◆ Goal ◆
Read the listing below and copy out every line that holds "JSON".

◆ Extracts from a graphics dataset ◆
·····

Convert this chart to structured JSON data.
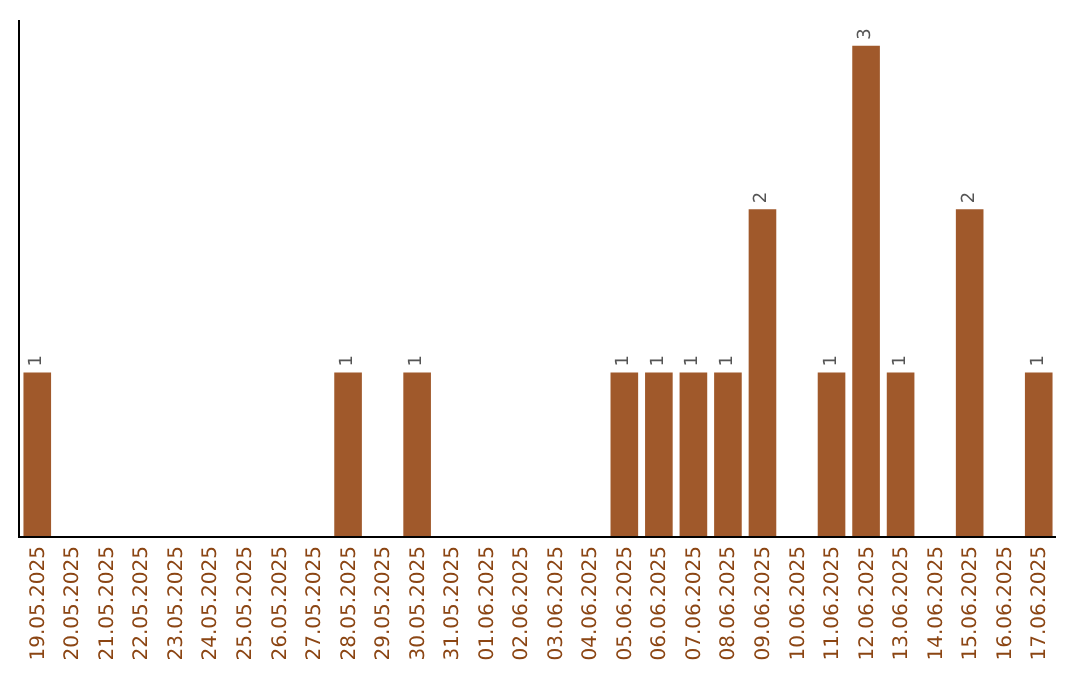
{
  "chart_data": {
    "type": "bar",
    "categories": [
      "19.05.2025",
      "20.05.2025",
      "21.05.2025",
      "22.05.2025",
      "23.05.2025",
      "24.05.2025",
      "25.05.2025",
      "26.05.2025",
      "27.05.2025",
      "28.05.2025",
      "29.05.2025",
      "30.05.2025",
      "31.05.2025",
      "01.06.2025",
      "02.06.2025",
      "03.06.2025",
      "04.06.2025",
      "05.06.2025",
      "06.06.2025",
      "07.06.2025",
      "08.06.2025",
      "09.06.2025",
      "10.06.2025",
      "11.06.2025",
      "12.06.2025",
      "13.06.2025",
      "14.06.2025",
      "15.06.2025",
      "16.06.2025",
      "17.06.2025"
    ],
    "values": [
      1,
      0,
      0,
      0,
      0,
      0,
      0,
      0,
      0,
      1,
      0,
      1,
      0,
      0,
      0,
      0,
      0,
      1,
      1,
      1,
      1,
      2,
      0,
      1,
      3,
      1,
      0,
      2,
      0,
      1
    ],
    "value_labels": [
      "1",
      null,
      null,
      null,
      null,
      null,
      null,
      null,
      null,
      "1",
      null,
      "1",
      null,
      null,
      null,
      null,
      null,
      "1",
      "1",
      "1",
      "1",
      "2",
      null,
      "1",
      "3",
      "1",
      null,
      "2",
      null,
      "1"
    ],
    "color": "#a0592b",
    "tick_labels": "x",
    "legend": false
  }
}
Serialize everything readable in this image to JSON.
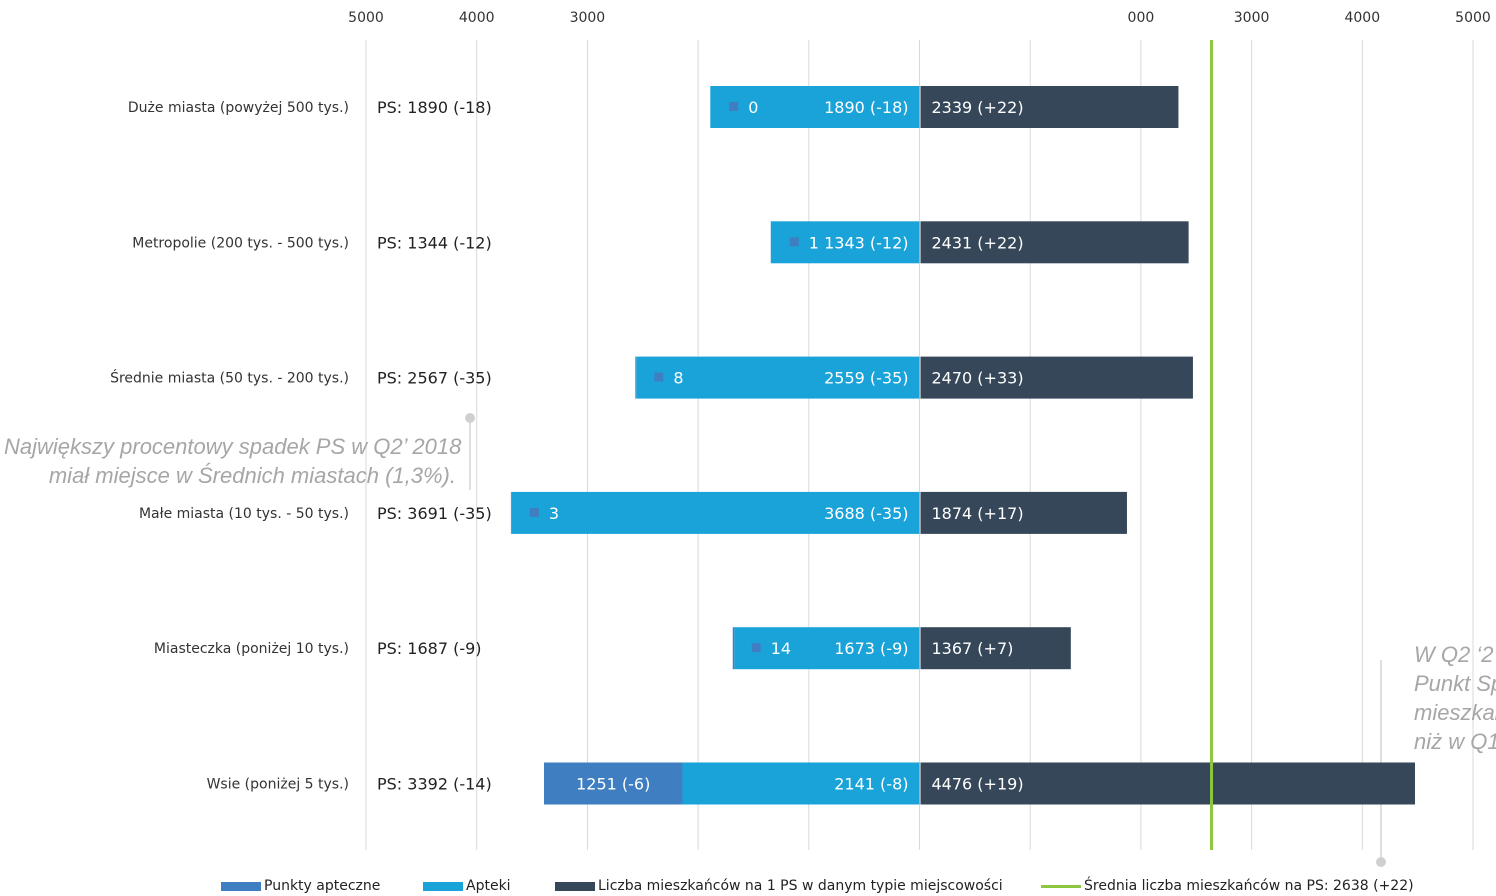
{
  "chart_data": {
    "type": "bar",
    "orientation": "horizontal",
    "left_axis_ticks": [
      "5000",
      "4000",
      "3000"
    ],
    "right_axis_ticks": [
      "000",
      "3000",
      "4000",
      "5000"
    ],
    "categories": [
      {
        "name": "Duże miasta (powyżej 500 tys.)",
        "ps_label": "PS: 1890 (-18)",
        "punkty": 0,
        "punkty_label": "0",
        "apteki": 1890,
        "apteki_label": "1890 (-18)",
        "mieszkancy": 2339,
        "mieszkancy_label": "2339 (+22)"
      },
      {
        "name": "Metropolie (200 tys. - 500 tys.)",
        "ps_label": "PS: 1344 (-12)",
        "punkty": 1,
        "punkty_label": "1",
        "apteki": 1343,
        "apteki_label": "1343 (-12)",
        "mieszkancy": 2431,
        "mieszkancy_label": "2431 (+22)"
      },
      {
        "name": "Średnie miasta (50 tys. - 200 tys.)",
        "ps_label": "PS: 2567 (-35)",
        "punkty": 8,
        "punkty_label": "8",
        "apteki": 2559,
        "apteki_label": "2559 (-35)",
        "mieszkancy": 2470,
        "mieszkancy_label": "2470 (+33)"
      },
      {
        "name": "Małe miasta (10 tys. - 50 tys.)",
        "ps_label": "PS: 3691 (-35)",
        "punkty": 3,
        "punkty_label": "3",
        "apteki": 3688,
        "apteki_label": "3688 (-35)",
        "mieszkancy": 1874,
        "mieszkancy_label": "1874 (+17)"
      },
      {
        "name": "Miasteczka (poniżej 10 tys.)",
        "ps_label": "PS: 1687 (-9)",
        "punkty": 14,
        "punkty_label": "14",
        "apteki": 1673,
        "apteki_label": "1673 (-9)",
        "mieszkancy": 1367,
        "mieszkancy_label": "1367 (+7)"
      },
      {
        "name": "Wsie (poniżej 5 tys.)",
        "ps_label": "PS: 3392 (-14)",
        "punkty": 1251,
        "punkty_label": "1251 (-6)",
        "apteki": 2141,
        "apteki_label": "2141 (-8)",
        "mieszkancy": 4476,
        "mieszkancy_label": "4476 (+19)"
      }
    ],
    "average": 2638,
    "series": [
      {
        "name": "Punkty apteczne",
        "color": "#3f7fc1"
      },
      {
        "name": "Apteki",
        "color": "#1aa3d9"
      },
      {
        "name": "Liczba mieszkańców na 1 PS w danym typie miejscowości",
        "color": "#354759"
      }
    ],
    "average_series": {
      "name": "Średnia liczba mieszkańców na PS: 2638 (+22)",
      "color": "#8dc63f"
    },
    "grid": true,
    "legend_position": "bottom"
  },
  "annotations": {
    "left": [
      "Największy procentowy spadek PS w Q2’ 2018",
      "miał miejsce w Średnich miastach (1,3%)."
    ],
    "right": [
      "W Q2 ‘2",
      "Punkt Sp",
      "mieszkan",
      "niż w Q1"
    ]
  }
}
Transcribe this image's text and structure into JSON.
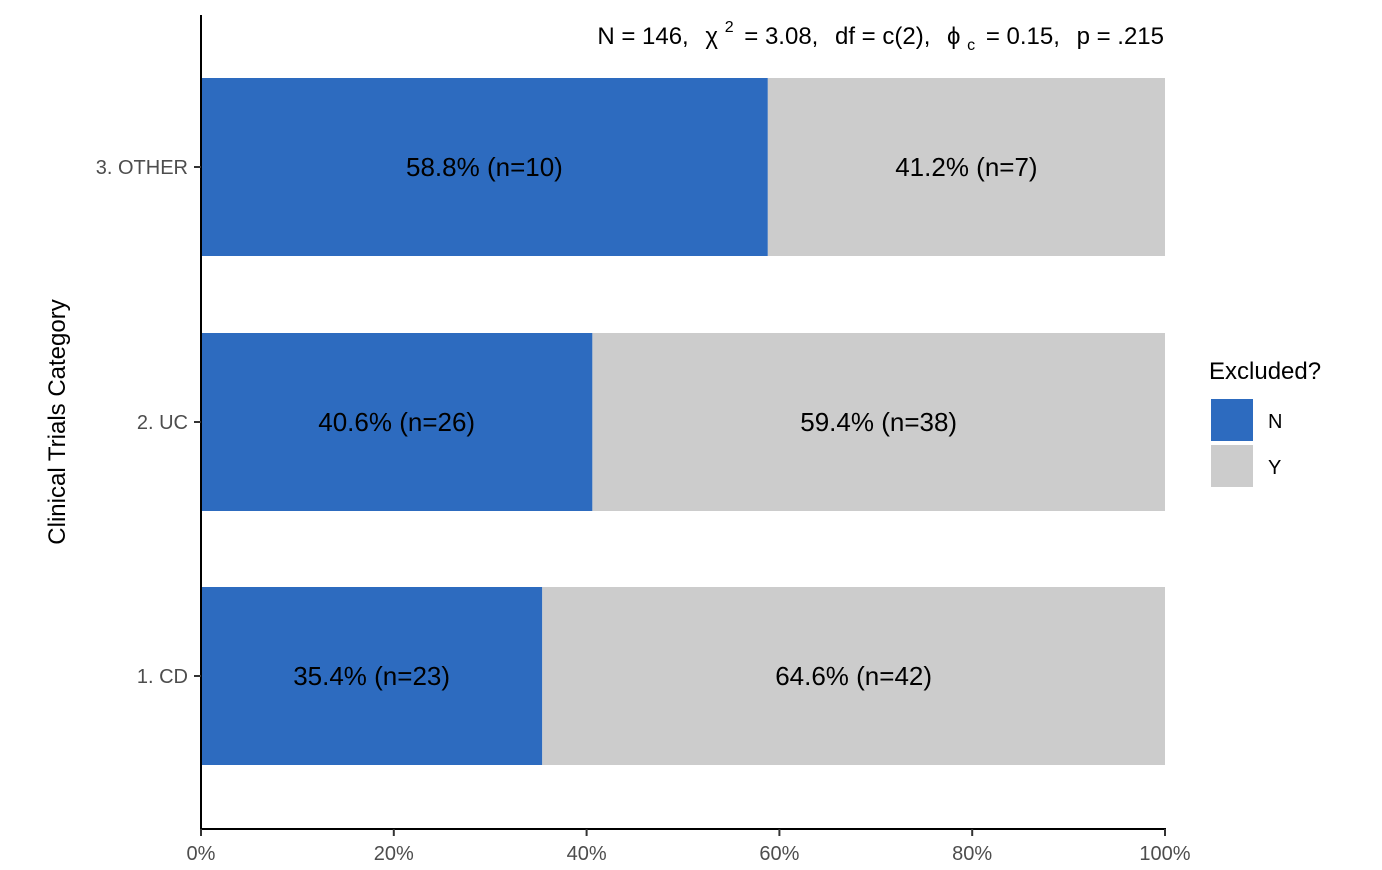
{
  "chart_data": {
    "type": "bar",
    "orientation": "horizontal",
    "stacked": true,
    "subtitle": "N = 146,  χ² = 3.08,  df = c(2),  ϕc = 0.15,  p = .215",
    "subtitle_parts": {
      "n": "N = 146,",
      "chi_symbol": "χ",
      "chi_exp": "2",
      "chi_value": "= 3.08,",
      "df": "df = c(2),",
      "phi_symbol": "ϕ",
      "phi_sub": "c",
      "phi_value": "= 0.15,",
      "p": "p = .215"
    },
    "ylabel": "Clinical Trials Category",
    "xlabel": "",
    "xlim": [
      0,
      100
    ],
    "x_ticks": [
      0,
      20,
      40,
      60,
      80,
      100
    ],
    "x_tick_labels": [
      "0%",
      "20%",
      "40%",
      "60%",
      "80%",
      "100%"
    ],
    "categories": [
      "1. CD",
      "2. UC",
      "3. OTHER"
    ],
    "series": [
      {
        "name": "N",
        "color": "#2d6bbf",
        "values": [
          35.4,
          40.6,
          58.8
        ],
        "labels": [
          "35.4% (n=23)",
          "40.6% (n=26)",
          "58.8% (n=10)"
        ]
      },
      {
        "name": "Y",
        "color": "#cccccc",
        "values": [
          64.6,
          59.4,
          41.2
        ],
        "labels": [
          "64.6% (n=42)",
          "59.4% (n=38)",
          "41.2% (n=7)"
        ]
      }
    ],
    "legend": {
      "title": "Excluded?",
      "entries": [
        "N",
        "Y"
      ],
      "position": "right"
    },
    "grid": false
  }
}
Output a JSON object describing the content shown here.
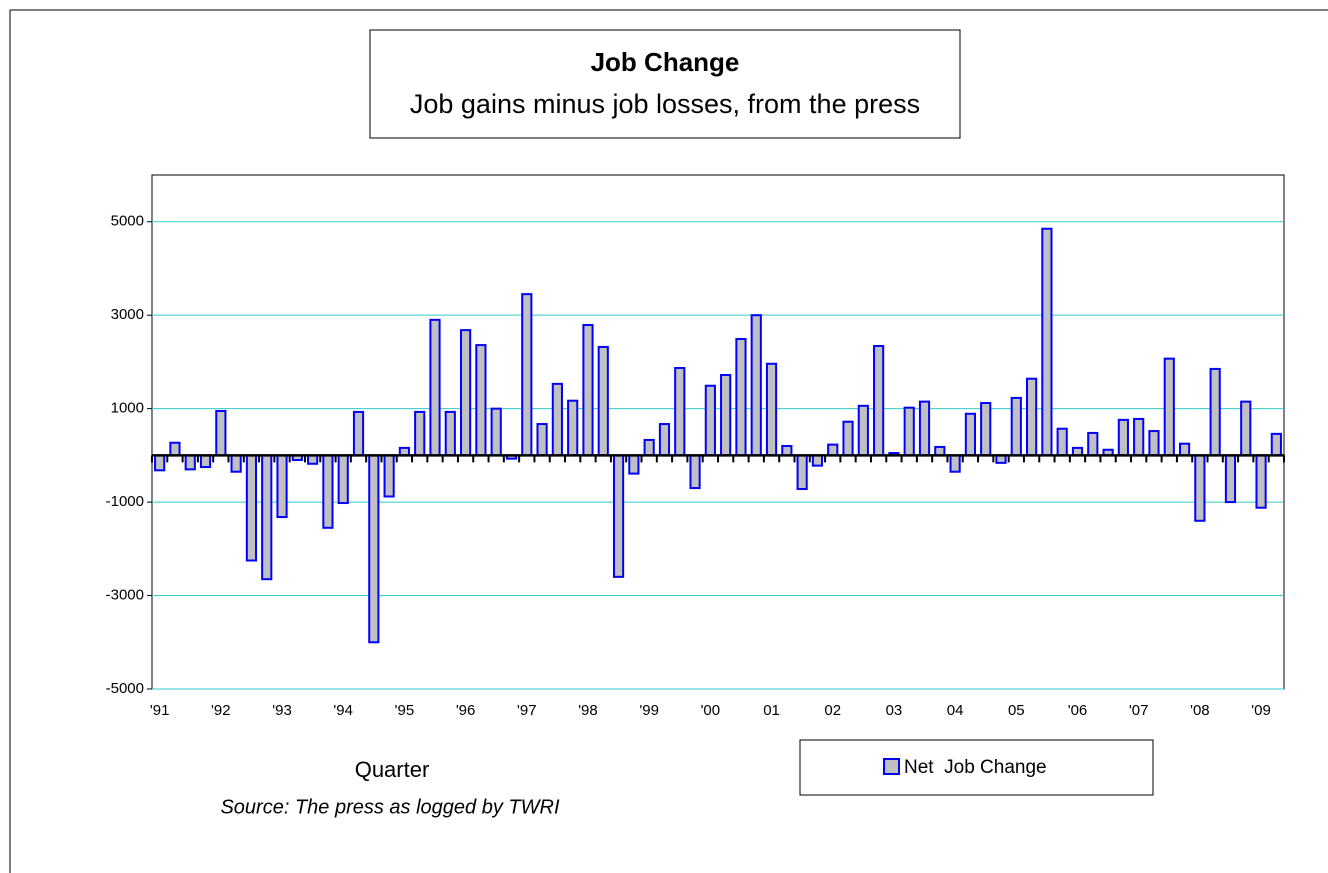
{
  "chart_data": {
    "type": "bar",
    "title": "Job Change",
    "subtitle": "Job gains minus job losses, from the press",
    "xlabel": "Quarter",
    "source": "Source: The press as logged by TWRI",
    "categories": [
      "'91",
      null,
      null,
      null,
      "'92",
      null,
      null,
      null,
      "'93",
      null,
      null,
      null,
      "'94",
      null,
      null,
      null,
      "'95",
      null,
      null,
      null,
      "'96",
      null,
      null,
      null,
      "'97",
      null,
      null,
      null,
      "'98",
      null,
      null,
      null,
      "'99",
      null,
      null,
      null,
      "'00",
      null,
      null,
      null,
      "01",
      null,
      null,
      null,
      "02",
      null,
      null,
      null,
      "03",
      null,
      null,
      null,
      "04",
      null,
      null,
      null,
      "05",
      null,
      null,
      null,
      "'06",
      null,
      null,
      null,
      "'07",
      null,
      null,
      null,
      "'08",
      null,
      null,
      null,
      "'09",
      null
    ],
    "series": [
      {
        "name": "Net  Job Change",
        "color": "#c0c0c0",
        "edgecolor": "#0000ff",
        "values": [
          -320,
          270,
          -300,
          -250,
          950,
          -350,
          -2250,
          -2650,
          -1320,
          -100,
          -180,
          -1550,
          -1020,
          930,
          -4000,
          -880,
          160,
          930,
          2900,
          930,
          2680,
          2360,
          1000,
          -70,
          3450,
          670,
          1530,
          1170,
          2790,
          2320,
          -2600,
          -390,
          330,
          670,
          1870,
          -700,
          1490,
          1720,
          2490,
          3000,
          1960,
          200,
          -720,
          -220,
          230,
          720,
          1060,
          2340,
          50,
          1020,
          1150,
          180,
          -350,
          890,
          1120,
          -160,
          1230,
          1640,
          4850,
          570,
          160,
          480,
          120,
          760,
          780,
          520,
          2070,
          250,
          -1400,
          1850,
          -1000,
          1150,
          -1120,
          460
        ]
      }
    ],
    "ylim": [
      -5000,
      6000
    ],
    "yticks": [
      -5000,
      -3000,
      -1000,
      1000,
      3000,
      5000
    ],
    "grid": true,
    "gridcolor": "#33cccc"
  }
}
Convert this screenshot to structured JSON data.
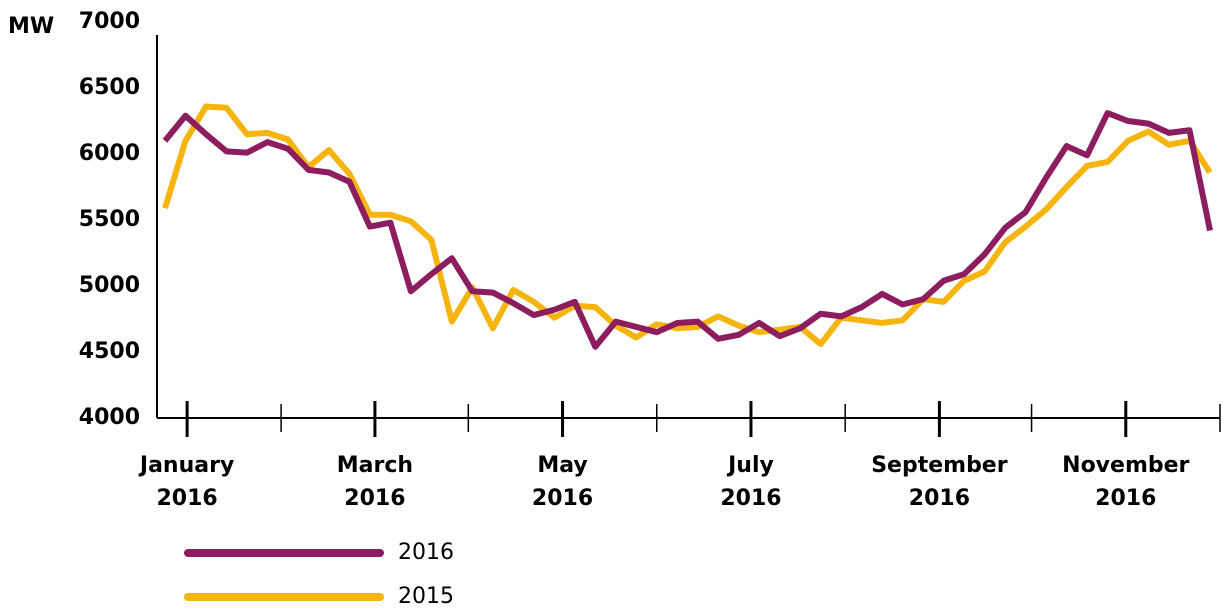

·····

◆ Exercise output ◆
Convert this chart to structured JSON data.
Serialize everything readable in this image to JSON.
Transcribe this image's text and structure into JSON.
Output a JSON object describing the content shown here.
Convert this screenshot to structured JSON data.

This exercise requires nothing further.